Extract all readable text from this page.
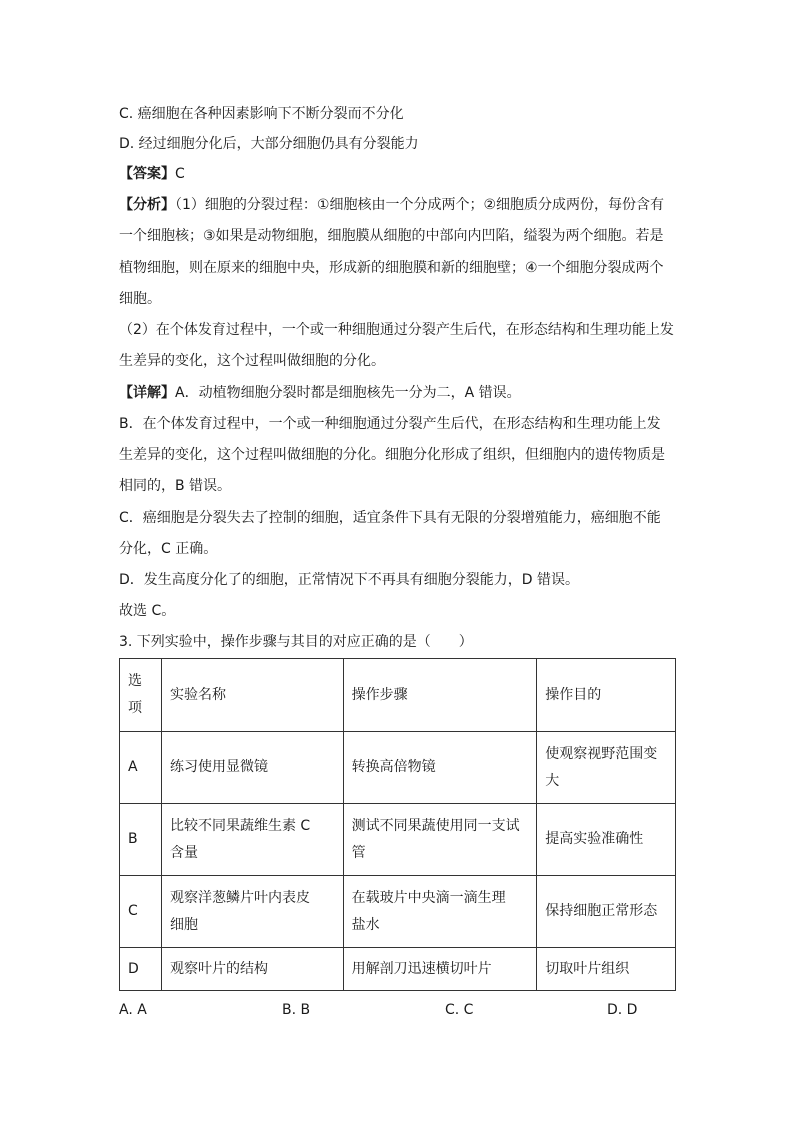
C. 癌细胞在各种因素影响下不断分裂而不分化
D. 经过细胞分化后，大部分细胞仍具有分裂能力
【答案】C
【分析】（1）细胞的分裂过程：①细胞核由一个分成两个；②细胞质分成两份，每份含有
一个细胞核；③如果是动物细胞，细胞膜从细胞的中部向内凹陷，缢裂为两个细胞。若是
植物细胞，则在原来的细胞中央，形成新的细胞膜和新的细胞壁；④一个细胞分裂成两个
细胞。
（2）在个体发育过程中，一个或一种细胞通过分裂产生后代，在形态结构和生理功能上发
生差异的变化，这个过程叫做细胞的分化。
【详解】A．动植物细胞分裂时都是细胞核先一分为二，A 错误。
B．在个体发育过程中，一个或一种细胞通过分裂产生后代，在形态结构和生理功能上发
生差异的变化，这个过程叫做细胞的分化。细胞分化形成了组织，但细胞内的遗传物质是
相同的，B 错误。
C．癌细胞是分裂失去了控制的细胞，适宜条件下具有无限的分裂增殖能力，癌细胞不能
分化，C 正确。
D．发生高度分化了的细胞，正常情况下不再具有细胞分裂能力，D 错误。
故选 C。
3. 下列实验中，操作步骤与其目的对应正确的是（　　）
选项	实验名称	操作步骤	操作目的
A	练习使用显微镜	转换高倍物镜	使观察视野范围变大
B	比较不同果蔬维生素 C 含量	测试不同果蔬使用同一支试管	提高实验准确性
C	观察洋葱鳞片叶内表皮细胞	在载玻片中央滴一滴生理盐水	保持细胞正常形态
D	观察叶片的结构	用解剖刀迅速横切叶片	切取叶片组织
A. A	B. B	C. C	D. D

▬▬▬

* [Aim of the task]
Repeat all of the records verbatim, leaving out the pictures.

* [Final result]
Extract all readable text from this page.
C. 癌细胞在各种因素影响下不断分裂而不分化
D. 经过细胞分化后，大部分细胞仍具有分裂能力
【答案】C
【分析】（1）细胞的分裂过程：①细胞核由一个分成两个；②细胞质分成两份，每份含有
一个细胞核；③如果是动物细胞，细胞膜从细胞的中部向内凹陷，缢裂为两个细胞。若是
植物细胞，则在原来的细胞中央，形成新的细胞膜和新的细胞壁；④一个细胞分裂成两个
细胞。
（2）在个体发育过程中，一个或一种细胞通过分裂产生后代，在形态结构和生理功能上发
生差异的变化，这个过程叫做细胞的分化。
【详解】A．动植物细胞分裂时都是细胞核先一分为二，A 错误。
B．在个体发育过程中，一个或一种细胞通过分裂产生后代，在形态结构和生理功能上发
生差异的变化，这个过程叫做细胞的分化。细胞分化形成了组织，但细胞内的遗传物质是
相同的，B 错误。
C．癌细胞是分裂失去了控制的细胞，适宜条件下具有无限的分裂增殖能力，癌细胞不能
分化，C 正确。
D．发生高度分化了的细胞，正常情况下不再具有细胞分裂能力，D 错误。
故选 C。
3. 下列实验中，操作步骤与其目的对应正确的是（　　）
选项	实验名称	操作步骤	操作目的
A	练习使用显微镜	转换高倍物镜	使观察视野范围变大
B	比较不同果蔬维生素 C 含量	测试不同果蔬使用同一支试管	提高实验准确性
C	观察洋葱鳞片叶内表皮细胞	在载玻片中央滴一滴生理盐水	保持细胞正常形态
D	观察叶片的结构	用解剖刀迅速横切叶片	切取叶片组织
A. A	B. B	C. C	D. D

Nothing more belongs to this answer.